EXERCISE AIM: Write out the complete material exactly as it stands.

RECORDS TO PROCESS:

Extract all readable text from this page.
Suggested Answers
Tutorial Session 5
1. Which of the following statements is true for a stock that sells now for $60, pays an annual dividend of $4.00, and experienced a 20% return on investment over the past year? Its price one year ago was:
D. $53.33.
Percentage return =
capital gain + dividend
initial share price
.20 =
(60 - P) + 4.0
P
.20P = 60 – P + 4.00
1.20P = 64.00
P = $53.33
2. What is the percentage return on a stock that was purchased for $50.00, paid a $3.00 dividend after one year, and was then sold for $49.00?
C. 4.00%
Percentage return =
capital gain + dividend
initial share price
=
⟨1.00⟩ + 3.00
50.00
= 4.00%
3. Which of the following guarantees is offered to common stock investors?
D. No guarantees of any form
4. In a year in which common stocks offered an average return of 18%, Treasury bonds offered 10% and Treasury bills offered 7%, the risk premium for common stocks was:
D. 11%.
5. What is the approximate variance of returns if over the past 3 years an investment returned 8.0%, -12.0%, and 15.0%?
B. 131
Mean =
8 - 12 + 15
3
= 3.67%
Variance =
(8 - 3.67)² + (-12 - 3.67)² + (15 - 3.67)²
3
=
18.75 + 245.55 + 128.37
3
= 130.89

TASK ANSWER:
Extract all readable text from this page.
Suggested Answers
Tutorial Session 5
1. Which of the following statements is true for a stock that sells now for $60, pays an annual dividend of $4.00, and experienced a 20% return on investment over the past year? Its price one year ago was:
D. $53.33.
Percentage return =
capital gain + dividend
initial share price
.20 =
(60 - P) + 4.0
P
.20P = 60 – P + 4.00
1.20P = 64.00
P = $53.33
2. What is the percentage return on a stock that was purchased for $50.00, paid a $3.00 dividend after one year, and was then sold for $49.00?
C. 4.00%
Percentage return =
capital gain + dividend
initial share price
=
⟨1.00⟩ + 3.00
50.00
= 4.00%
3. Which of the following guarantees is offered to common stock investors?
D. No guarantees of any form
4. In a year in which common stocks offered an average return of 18%, Treasury bonds offered 10% and Treasury bills offered 7%, the risk premium for common stocks was:
D. 11%.
5. What is the approximate variance of returns if over the past 3 years an investment returned 8.0%, -12.0%, and 15.0%?
B. 131
Mean =
8 - 12 + 15
3
= 3.67%
Variance =
(8 - 3.67)² + (-12 - 3.67)² + (15 - 3.67)²
3
=
18.75 + 245.55 + 128.37
3
= 130.89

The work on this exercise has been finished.